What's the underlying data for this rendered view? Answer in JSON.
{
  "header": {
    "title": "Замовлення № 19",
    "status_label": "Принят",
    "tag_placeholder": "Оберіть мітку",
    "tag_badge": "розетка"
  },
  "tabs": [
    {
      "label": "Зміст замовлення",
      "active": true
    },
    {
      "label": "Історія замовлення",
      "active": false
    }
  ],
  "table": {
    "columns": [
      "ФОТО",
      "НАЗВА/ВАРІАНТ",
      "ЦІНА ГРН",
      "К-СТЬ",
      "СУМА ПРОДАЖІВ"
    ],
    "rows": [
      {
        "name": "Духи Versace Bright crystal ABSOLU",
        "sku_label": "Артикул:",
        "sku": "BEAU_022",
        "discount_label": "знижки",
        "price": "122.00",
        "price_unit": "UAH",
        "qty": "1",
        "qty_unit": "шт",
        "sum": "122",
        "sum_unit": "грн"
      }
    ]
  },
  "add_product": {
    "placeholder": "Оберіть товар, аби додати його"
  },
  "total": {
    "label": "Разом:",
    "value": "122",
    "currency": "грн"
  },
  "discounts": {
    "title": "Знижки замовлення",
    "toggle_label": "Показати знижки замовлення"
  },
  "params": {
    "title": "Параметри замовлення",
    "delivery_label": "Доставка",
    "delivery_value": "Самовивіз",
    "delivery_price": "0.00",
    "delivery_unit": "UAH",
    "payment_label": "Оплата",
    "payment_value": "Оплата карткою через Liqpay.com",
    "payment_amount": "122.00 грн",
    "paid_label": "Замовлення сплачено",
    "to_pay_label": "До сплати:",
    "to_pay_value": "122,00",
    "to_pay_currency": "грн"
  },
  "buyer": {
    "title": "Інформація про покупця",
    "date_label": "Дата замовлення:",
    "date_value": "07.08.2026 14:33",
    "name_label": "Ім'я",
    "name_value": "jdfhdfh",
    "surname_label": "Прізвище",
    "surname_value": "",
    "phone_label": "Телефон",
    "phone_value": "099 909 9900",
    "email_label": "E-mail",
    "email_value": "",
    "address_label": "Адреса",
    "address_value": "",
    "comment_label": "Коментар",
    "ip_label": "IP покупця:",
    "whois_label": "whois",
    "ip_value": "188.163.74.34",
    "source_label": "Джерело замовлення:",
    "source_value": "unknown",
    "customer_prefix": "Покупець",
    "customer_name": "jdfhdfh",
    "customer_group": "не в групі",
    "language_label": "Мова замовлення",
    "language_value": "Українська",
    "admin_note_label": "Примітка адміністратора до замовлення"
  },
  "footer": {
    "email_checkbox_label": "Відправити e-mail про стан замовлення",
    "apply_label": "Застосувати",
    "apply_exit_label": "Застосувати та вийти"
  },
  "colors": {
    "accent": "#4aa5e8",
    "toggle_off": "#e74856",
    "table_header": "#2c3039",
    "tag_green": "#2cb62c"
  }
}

• Directions: Set all of the entries down again, exactly as they were given.

• The result:
What's the underlying data for this rendered view? Answer in JSON.
{
  "header": {
    "title": "Замовлення № 19",
    "status_label": "Принят",
    "tag_placeholder": "Оберіть мітку",
    "tag_badge": "розетка"
  },
  "tabs": [
    {
      "label": "Зміст замовлення",
      "active": true
    },
    {
      "label": "Історія замовлення",
      "active": false
    }
  ],
  "table": {
    "columns": [
      "ФОТО",
      "НАЗВА/ВАРІАНТ",
      "ЦІНА ГРН",
      "К-СТЬ",
      "СУМА ПРОДАЖІВ"
    ],
    "rows": [
      {
        "name": "Духи Versace Bright crystal ABSOLU",
        "sku_label": "Артикул:",
        "sku": "BEAU_022",
        "discount_label": "знижки",
        "price": "122.00",
        "price_unit": "UAH",
        "qty": "1",
        "qty_unit": "шт",
        "sum": "122",
        "sum_unit": "грн"
      }
    ]
  },
  "add_product": {
    "placeholder": "Оберіть товар, аби додати його"
  },
  "total": {
    "label": "Разом:",
    "value": "122",
    "currency": "грн"
  },
  "discounts": {
    "title": "Знижки замовлення",
    "toggle_label": "Показати знижки замовлення"
  },
  "params": {
    "title": "Параметри замовлення",
    "delivery_label": "Доставка",
    "delivery_value": "Самовивіз",
    "delivery_price": "0.00",
    "delivery_unit": "UAH",
    "payment_label": "Оплата",
    "payment_value": "Оплата карткою через Liqpay.com",
    "payment_amount": "122.00 грн",
    "paid_label": "Замовлення сплачено",
    "to_pay_label": "До сплати:",
    "to_pay_value": "122,00",
    "to_pay_currency": "грн"
  },
  "buyer": {
    "title": "Інформація про покупця",
    "date_label": "Дата замовлення:",
    "date_value": "07.08.2026 14:33",
    "name_label": "Ім'я",
    "name_value": "jdfhdfh",
    "surname_label": "Прізвище",
    "surname_value": "",
    "phone_label": "Телефон",
    "phone_value": "099 909 9900",
    "email_label": "E-mail",
    "email_value": "",
    "address_label": "Адреса",
    "address_value": "",
    "comment_label": "Коментар",
    "ip_label": "IP покупця:",
    "whois_label": "whois",
    "ip_value": "188.163.74.34",
    "source_label": "Джерело замовлення:",
    "source_value": "unknown",
    "customer_prefix": "Покупець",
    "customer_name": "jdfhdfh",
    "customer_group": "не в групі",
    "language_label": "Мова замовлення",
    "language_value": "Українська",
    "admin_note_label": "Примітка адміністратора до замовлення"
  },
  "footer": {
    "email_checkbox_label": "Відправити e-mail про стан замовлення",
    "apply_label": "Застосувати",
    "apply_exit_label": "Застосувати та вийти"
  },
  "colors": {
    "accent": "#4aa5e8",
    "toggle_off": "#e74856",
    "table_header": "#2c3039",
    "tag_green": "#2cb62c"
  }
}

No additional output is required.